### What to work on
Collect each line containing "world".
--- begin Data records ---
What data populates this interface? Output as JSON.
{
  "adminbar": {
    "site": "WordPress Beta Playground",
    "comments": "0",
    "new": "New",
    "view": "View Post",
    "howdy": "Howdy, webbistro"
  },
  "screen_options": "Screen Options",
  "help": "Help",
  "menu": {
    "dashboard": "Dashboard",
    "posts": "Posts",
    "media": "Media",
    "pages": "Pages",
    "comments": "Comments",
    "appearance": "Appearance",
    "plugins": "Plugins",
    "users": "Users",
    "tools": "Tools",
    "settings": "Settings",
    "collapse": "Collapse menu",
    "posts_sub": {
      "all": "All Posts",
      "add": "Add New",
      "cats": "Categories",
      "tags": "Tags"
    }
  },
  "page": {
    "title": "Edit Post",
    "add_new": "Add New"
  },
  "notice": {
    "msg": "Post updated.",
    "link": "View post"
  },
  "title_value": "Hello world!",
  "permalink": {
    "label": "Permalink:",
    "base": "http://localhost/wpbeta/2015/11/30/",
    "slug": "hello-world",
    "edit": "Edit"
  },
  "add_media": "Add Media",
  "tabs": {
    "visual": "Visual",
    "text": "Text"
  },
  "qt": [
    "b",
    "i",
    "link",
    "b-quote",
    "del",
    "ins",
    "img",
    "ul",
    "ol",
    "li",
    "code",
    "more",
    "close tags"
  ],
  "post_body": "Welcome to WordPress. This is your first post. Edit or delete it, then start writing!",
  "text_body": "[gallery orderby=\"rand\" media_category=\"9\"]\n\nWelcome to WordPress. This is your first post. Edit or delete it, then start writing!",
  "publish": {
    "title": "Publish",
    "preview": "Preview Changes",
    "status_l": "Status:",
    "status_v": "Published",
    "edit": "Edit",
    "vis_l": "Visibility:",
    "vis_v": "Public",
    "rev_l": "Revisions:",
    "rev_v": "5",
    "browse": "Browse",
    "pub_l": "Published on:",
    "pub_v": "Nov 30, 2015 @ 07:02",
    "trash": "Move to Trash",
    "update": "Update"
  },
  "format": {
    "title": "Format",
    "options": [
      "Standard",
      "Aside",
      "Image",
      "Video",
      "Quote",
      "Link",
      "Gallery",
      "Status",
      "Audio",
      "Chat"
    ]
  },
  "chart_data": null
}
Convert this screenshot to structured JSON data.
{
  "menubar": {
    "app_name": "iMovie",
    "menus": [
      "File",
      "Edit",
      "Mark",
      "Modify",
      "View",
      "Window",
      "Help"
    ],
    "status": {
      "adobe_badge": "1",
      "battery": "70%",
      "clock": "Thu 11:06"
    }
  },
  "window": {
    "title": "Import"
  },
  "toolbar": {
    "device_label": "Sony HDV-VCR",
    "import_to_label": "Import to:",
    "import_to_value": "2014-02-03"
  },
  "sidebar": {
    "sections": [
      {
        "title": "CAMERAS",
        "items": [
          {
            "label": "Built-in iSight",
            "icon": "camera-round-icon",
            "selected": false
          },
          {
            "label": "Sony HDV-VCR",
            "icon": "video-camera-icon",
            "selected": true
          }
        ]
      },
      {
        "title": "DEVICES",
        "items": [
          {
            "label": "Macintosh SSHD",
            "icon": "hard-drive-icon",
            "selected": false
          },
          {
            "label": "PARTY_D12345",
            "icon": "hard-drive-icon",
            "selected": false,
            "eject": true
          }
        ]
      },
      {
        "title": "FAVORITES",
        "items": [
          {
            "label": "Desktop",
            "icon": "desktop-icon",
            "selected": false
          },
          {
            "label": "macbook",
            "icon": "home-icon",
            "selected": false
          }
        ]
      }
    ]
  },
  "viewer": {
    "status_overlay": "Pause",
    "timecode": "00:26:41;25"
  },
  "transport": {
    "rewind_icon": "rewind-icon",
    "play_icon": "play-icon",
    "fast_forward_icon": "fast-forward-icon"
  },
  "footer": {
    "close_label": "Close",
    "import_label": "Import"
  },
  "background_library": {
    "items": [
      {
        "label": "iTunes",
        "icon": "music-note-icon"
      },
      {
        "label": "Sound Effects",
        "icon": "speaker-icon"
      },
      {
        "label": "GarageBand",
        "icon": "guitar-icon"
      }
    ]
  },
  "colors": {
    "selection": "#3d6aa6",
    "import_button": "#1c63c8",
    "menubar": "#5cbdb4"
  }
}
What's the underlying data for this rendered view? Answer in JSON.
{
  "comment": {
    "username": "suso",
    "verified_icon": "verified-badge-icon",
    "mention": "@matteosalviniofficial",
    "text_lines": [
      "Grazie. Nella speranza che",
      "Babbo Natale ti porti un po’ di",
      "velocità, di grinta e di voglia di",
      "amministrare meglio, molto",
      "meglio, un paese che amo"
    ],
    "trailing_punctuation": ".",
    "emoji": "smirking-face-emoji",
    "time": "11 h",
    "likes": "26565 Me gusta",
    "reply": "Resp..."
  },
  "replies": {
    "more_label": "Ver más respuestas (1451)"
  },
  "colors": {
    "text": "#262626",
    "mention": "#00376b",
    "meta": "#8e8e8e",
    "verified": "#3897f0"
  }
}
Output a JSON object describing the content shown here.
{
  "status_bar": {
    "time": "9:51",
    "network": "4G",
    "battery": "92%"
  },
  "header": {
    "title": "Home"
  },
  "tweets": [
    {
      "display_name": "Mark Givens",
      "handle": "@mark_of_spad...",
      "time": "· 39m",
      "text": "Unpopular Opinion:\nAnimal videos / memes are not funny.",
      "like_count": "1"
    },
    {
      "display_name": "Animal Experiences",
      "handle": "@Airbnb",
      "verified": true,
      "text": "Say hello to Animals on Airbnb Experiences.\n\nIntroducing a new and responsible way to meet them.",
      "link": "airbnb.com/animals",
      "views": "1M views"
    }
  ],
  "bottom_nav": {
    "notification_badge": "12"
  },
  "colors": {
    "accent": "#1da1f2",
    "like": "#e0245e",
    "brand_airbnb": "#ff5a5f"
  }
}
--- end Data records ---
### Solution
  "title_value": "Hello world!",
    "slug": "hello-world",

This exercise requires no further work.